• Task goal: Print the listing in its entirety and exactly, leaving out images.

(Stored data entries)
★ ★ ★ ★ ★

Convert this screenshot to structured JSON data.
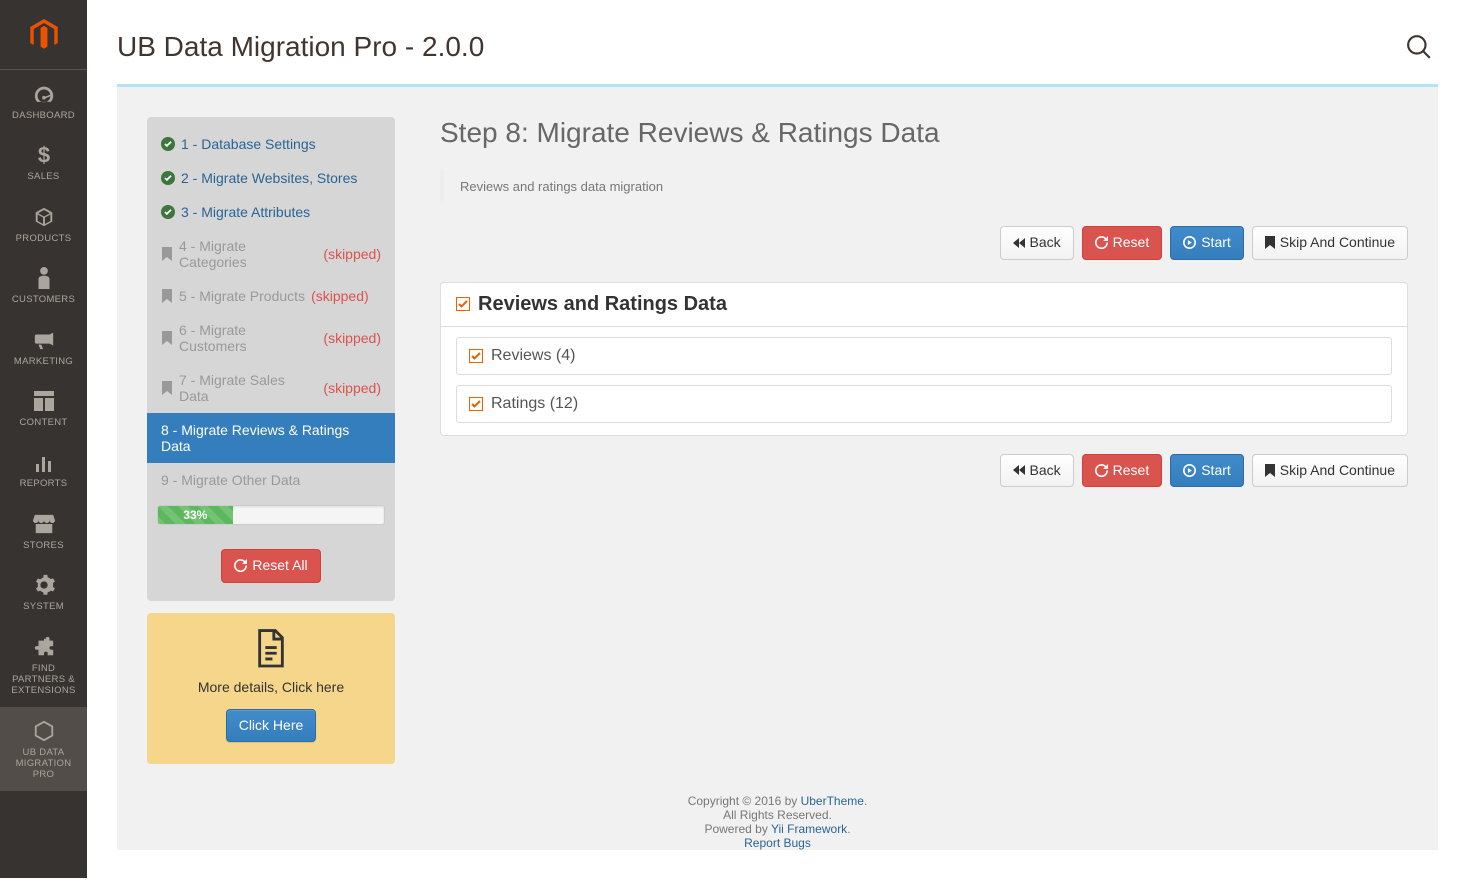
{
  "nav": {
    "items": [
      {
        "label": "DASHBOARD"
      },
      {
        "label": "SALES"
      },
      {
        "label": "PRODUCTS"
      },
      {
        "label": "CUSTOMERS"
      },
      {
        "label": "MARKETING"
      },
      {
        "label": "CONTENT"
      },
      {
        "label": "REPORTS"
      },
      {
        "label": "STORES"
      },
      {
        "label": "SYSTEM"
      },
      {
        "label": "FIND\nPARTNERS &\nEXTENSIONS"
      },
      {
        "label": "UB DATA\nMIGRATION\nPRO"
      }
    ]
  },
  "header": {
    "title": "UB Data Migration Pro - 2.0.0"
  },
  "steplist": {
    "items": [
      {
        "label": "1 - Database Settings",
        "status": "done"
      },
      {
        "label": "2 - Migrate Websites, Stores",
        "status": "done"
      },
      {
        "label": "3 - Migrate Attributes",
        "status": "done"
      },
      {
        "label": "4 - Migrate Categories",
        "status": "skipped",
        "skip": "(skipped)"
      },
      {
        "label": "5 - Migrate Products",
        "status": "skipped",
        "skip": "(skipped)"
      },
      {
        "label": "6 - Migrate Customers",
        "status": "skipped",
        "skip": "(skipped)"
      },
      {
        "label": "7 - Migrate Sales Data",
        "status": "skipped",
        "skip": "(skipped)"
      },
      {
        "label": "8 - Migrate Reviews & Ratings Data",
        "status": "active"
      },
      {
        "label": "9 - Migrate Other Data",
        "status": "pending"
      }
    ],
    "progress_label": "33%",
    "progress_pct": 33,
    "reset_all": "Reset All"
  },
  "details_card": {
    "text": "More details, Click here",
    "button": "Click Here"
  },
  "main_panel": {
    "heading": "Step 8: Migrate Reviews & Ratings Data",
    "notice": "Reviews and ratings data migration",
    "buttons": {
      "back": "Back",
      "reset": "Reset",
      "start": "Start",
      "skip": "Skip And Continue"
    },
    "data_panel": {
      "title": "Reviews and Ratings Data",
      "rows": [
        {
          "label": "Reviews (4)"
        },
        {
          "label": "Ratings (12)"
        }
      ]
    }
  },
  "footer": {
    "line1a": "Copyright © 2016 by ",
    "link1": "UberTheme",
    "line2": "All Rights Reserved.",
    "line3a": "Powered by ",
    "link3": "Yii Framework",
    "link4": "Report Bugs"
  }
}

★ ★ ★ ★ ★

• Completed exercise:
Convert this screenshot to structured JSON data.
{
  "nav": {
    "items": [
      {
        "label": "DASHBOARD"
      },
      {
        "label": "SALES"
      },
      {
        "label": "PRODUCTS"
      },
      {
        "label": "CUSTOMERS"
      },
      {
        "label": "MARKETING"
      },
      {
        "label": "CONTENT"
      },
      {
        "label": "REPORTS"
      },
      {
        "label": "STORES"
      },
      {
        "label": "SYSTEM"
      },
      {
        "label": "FIND\nPARTNERS &\nEXTENSIONS"
      },
      {
        "label": "UB DATA\nMIGRATION\nPRO"
      }
    ]
  },
  "header": {
    "title": "UB Data Migration Pro - 2.0.0"
  },
  "steplist": {
    "items": [
      {
        "label": "1 - Database Settings",
        "status": "done"
      },
      {
        "label": "2 - Migrate Websites, Stores",
        "status": "done"
      },
      {
        "label": "3 - Migrate Attributes",
        "status": "done"
      },
      {
        "label": "4 - Migrate Categories",
        "status": "skipped",
        "skip": "(skipped)"
      },
      {
        "label": "5 - Migrate Products",
        "status": "skipped",
        "skip": "(skipped)"
      },
      {
        "label": "6 - Migrate Customers",
        "status": "skipped",
        "skip": "(skipped)"
      },
      {
        "label": "7 - Migrate Sales Data",
        "status": "skipped",
        "skip": "(skipped)"
      },
      {
        "label": "8 - Migrate Reviews & Ratings Data",
        "status": "active"
      },
      {
        "label": "9 - Migrate Other Data",
        "status": "pending"
      }
    ],
    "progress_label": "33%",
    "progress_pct": 33,
    "reset_all": "Reset All"
  },
  "details_card": {
    "text": "More details, Click here",
    "button": "Click Here"
  },
  "main_panel": {
    "heading": "Step 8: Migrate Reviews & Ratings Data",
    "notice": "Reviews and ratings data migration",
    "buttons": {
      "back": "Back",
      "reset": "Reset",
      "start": "Start",
      "skip": "Skip And Continue"
    },
    "data_panel": {
      "title": "Reviews and Ratings Data",
      "rows": [
        {
          "label": "Reviews (4)"
        },
        {
          "label": "Ratings (12)"
        }
      ]
    }
  },
  "footer": {
    "line1a": "Copyright © 2016 by ",
    "link1": "UberTheme",
    "line2": "All Rights Reserved.",
    "line3a": "Powered by ",
    "link3": "Yii Framework",
    "link4": "Report Bugs"
  }
}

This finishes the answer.